- **Work to be completed**
Write out, word for word, only the lines from the one containing "Read all visible content and emit it as JSON." through the final line of the data.

- **Extracted records**
┌──

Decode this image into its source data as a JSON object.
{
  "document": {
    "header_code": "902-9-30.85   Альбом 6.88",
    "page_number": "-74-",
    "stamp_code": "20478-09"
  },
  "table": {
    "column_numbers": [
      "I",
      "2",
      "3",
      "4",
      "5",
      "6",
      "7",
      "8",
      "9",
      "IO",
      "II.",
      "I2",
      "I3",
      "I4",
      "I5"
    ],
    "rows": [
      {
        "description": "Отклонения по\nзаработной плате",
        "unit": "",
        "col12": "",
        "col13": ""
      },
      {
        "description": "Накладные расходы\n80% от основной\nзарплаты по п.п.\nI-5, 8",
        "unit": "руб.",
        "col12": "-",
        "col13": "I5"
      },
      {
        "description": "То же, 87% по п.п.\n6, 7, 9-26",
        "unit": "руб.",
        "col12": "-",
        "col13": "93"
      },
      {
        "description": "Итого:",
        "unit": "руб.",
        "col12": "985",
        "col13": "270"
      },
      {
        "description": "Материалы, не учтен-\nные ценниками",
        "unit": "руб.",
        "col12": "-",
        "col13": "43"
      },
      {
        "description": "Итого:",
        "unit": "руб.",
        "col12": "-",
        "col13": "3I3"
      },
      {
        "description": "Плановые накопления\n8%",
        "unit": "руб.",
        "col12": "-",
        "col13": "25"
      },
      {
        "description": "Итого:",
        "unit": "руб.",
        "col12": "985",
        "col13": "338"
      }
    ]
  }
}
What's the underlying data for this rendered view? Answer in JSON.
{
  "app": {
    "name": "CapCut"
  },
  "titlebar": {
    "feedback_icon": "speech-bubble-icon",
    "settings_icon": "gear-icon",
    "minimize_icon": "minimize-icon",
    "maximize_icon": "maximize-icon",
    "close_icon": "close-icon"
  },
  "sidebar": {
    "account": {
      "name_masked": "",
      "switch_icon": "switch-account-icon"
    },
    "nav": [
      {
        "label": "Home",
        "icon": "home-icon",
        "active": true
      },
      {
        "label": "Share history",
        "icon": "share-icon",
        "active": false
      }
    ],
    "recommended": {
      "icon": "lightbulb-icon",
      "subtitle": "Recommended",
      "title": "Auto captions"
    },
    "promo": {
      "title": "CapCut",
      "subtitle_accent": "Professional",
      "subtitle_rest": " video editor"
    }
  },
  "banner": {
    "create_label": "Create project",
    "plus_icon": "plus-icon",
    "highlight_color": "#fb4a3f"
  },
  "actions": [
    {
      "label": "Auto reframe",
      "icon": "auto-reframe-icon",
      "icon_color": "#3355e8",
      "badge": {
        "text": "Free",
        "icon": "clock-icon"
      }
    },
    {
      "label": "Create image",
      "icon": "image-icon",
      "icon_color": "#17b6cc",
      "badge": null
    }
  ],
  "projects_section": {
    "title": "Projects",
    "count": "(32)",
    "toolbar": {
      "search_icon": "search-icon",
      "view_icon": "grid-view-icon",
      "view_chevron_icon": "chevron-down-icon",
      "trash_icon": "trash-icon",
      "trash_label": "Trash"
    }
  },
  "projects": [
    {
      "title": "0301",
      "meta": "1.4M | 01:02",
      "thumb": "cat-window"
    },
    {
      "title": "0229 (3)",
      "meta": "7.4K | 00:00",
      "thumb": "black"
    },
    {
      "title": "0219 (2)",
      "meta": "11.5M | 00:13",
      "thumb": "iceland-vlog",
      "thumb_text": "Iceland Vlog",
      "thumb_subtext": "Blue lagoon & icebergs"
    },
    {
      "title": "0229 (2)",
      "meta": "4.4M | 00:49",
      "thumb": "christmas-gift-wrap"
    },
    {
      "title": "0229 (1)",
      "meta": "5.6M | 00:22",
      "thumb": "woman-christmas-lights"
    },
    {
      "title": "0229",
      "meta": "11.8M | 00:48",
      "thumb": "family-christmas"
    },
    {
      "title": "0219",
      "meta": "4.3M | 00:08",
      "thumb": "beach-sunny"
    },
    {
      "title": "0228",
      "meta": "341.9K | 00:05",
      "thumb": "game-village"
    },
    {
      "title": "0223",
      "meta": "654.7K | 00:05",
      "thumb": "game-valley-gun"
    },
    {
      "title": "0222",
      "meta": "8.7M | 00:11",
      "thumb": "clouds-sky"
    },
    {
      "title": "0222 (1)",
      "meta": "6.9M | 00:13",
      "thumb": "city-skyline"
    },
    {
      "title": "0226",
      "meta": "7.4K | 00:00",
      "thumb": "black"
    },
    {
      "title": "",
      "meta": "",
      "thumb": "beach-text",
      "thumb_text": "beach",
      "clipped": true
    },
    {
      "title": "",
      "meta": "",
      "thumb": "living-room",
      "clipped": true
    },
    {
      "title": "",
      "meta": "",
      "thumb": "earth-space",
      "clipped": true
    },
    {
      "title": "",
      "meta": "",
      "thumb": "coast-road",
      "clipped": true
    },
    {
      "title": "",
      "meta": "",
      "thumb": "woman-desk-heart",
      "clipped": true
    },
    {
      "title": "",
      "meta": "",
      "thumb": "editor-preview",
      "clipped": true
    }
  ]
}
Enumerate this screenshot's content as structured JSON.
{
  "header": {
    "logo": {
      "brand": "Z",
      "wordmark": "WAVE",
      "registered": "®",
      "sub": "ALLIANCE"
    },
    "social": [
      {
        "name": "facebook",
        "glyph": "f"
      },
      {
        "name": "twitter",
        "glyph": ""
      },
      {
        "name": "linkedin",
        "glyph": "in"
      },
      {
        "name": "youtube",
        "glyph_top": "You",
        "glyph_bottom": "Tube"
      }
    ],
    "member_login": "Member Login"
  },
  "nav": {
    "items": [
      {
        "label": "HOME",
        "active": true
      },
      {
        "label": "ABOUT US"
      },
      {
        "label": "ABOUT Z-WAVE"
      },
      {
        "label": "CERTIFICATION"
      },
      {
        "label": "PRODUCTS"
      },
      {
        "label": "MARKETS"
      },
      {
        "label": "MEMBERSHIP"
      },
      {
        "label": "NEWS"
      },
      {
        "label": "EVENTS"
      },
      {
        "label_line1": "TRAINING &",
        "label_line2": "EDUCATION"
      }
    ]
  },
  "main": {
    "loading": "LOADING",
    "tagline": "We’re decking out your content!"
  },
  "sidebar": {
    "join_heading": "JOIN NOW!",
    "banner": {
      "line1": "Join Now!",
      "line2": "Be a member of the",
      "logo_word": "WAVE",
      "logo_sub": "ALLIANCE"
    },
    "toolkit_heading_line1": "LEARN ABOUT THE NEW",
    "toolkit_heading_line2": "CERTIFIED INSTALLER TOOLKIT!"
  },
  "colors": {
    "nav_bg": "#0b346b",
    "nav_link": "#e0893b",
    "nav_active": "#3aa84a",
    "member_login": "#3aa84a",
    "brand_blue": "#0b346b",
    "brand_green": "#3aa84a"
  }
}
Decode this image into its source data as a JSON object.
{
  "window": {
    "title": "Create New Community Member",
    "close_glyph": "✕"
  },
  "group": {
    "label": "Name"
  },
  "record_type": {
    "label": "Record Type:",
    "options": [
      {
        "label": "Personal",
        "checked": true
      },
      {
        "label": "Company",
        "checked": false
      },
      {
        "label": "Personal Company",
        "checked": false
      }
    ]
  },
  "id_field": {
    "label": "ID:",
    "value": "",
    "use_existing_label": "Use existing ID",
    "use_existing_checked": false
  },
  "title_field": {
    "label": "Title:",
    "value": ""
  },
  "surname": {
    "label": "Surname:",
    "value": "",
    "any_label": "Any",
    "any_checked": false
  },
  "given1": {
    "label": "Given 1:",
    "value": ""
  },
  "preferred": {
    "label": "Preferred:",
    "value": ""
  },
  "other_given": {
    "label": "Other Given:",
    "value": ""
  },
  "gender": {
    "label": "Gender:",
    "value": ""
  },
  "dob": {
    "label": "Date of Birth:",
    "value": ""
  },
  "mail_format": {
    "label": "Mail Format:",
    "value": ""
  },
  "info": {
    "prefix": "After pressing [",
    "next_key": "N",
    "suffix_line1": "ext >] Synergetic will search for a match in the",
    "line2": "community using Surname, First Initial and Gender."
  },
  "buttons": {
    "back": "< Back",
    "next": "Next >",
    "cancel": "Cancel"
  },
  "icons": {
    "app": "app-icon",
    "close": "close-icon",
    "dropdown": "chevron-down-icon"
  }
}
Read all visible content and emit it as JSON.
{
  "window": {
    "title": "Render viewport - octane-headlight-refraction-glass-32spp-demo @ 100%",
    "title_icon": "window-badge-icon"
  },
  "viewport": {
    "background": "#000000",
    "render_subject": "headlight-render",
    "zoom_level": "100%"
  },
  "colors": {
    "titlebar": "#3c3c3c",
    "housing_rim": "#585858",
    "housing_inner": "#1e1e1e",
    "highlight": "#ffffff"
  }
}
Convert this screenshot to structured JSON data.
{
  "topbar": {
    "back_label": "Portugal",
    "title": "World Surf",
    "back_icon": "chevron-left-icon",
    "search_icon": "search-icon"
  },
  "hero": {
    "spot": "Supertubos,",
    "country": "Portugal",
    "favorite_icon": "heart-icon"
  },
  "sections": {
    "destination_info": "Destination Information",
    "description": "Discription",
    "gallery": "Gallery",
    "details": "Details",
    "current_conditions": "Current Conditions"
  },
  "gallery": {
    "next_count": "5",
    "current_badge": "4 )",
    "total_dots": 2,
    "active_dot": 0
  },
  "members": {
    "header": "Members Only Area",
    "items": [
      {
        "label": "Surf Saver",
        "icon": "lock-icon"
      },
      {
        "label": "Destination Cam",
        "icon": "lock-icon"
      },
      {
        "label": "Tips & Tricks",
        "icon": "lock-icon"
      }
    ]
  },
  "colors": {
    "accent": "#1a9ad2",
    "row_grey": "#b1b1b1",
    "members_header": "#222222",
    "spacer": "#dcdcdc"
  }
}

└──

- **Result of this exercise**
Read all visible content and emit it as JSON.
{
  "window": {
    "title": "Render viewport - octane-headlight-refraction-glass-32spp-demo @ 100%",
    "title_icon": "window-badge-icon"
  },
  "viewport": {
    "background": "#000000",
    "render_subject": "headlight-render",
    "zoom_level": "100%"
  },
  "colors": {
    "titlebar": "#3c3c3c",
    "housing_rim": "#585858",
    "housing_inner": "#1e1e1e",
    "highlight": "#ffffff"
  }
}
Convert this screenshot to structured JSON data.
{
  "topbar": {
    "back_label": "Portugal",
    "title": "World Surf",
    "back_icon": "chevron-left-icon",
    "search_icon": "search-icon"
  },
  "hero": {
    "spot": "Supertubos,",
    "country": "Portugal",
    "favorite_icon": "heart-icon"
  },
  "sections": {
    "destination_info": "Destination Information",
    "description": "Discription",
    "gallery": "Gallery",
    "details": "Details",
    "current_conditions": "Current Conditions"
  },
  "gallery": {
    "next_count": "5",
    "current_badge": "4 )",
    "total_dots": 2,
    "active_dot": 0
  },
  "members": {
    "header": "Members Only Area",
    "items": [
      {
        "label": "Surf Saver",
        "icon": "lock-icon"
      },
      {
        "label": "Destination Cam",
        "icon": "lock-icon"
      },
      {
        "label": "Tips & Tricks",
        "icon": "lock-icon"
      }
    ]
  },
  "colors": {
    "accent": "#1a9ad2",
    "row_grey": "#b1b1b1",
    "members_header": "#222222",
    "spacer": "#dcdcdc"
  }
}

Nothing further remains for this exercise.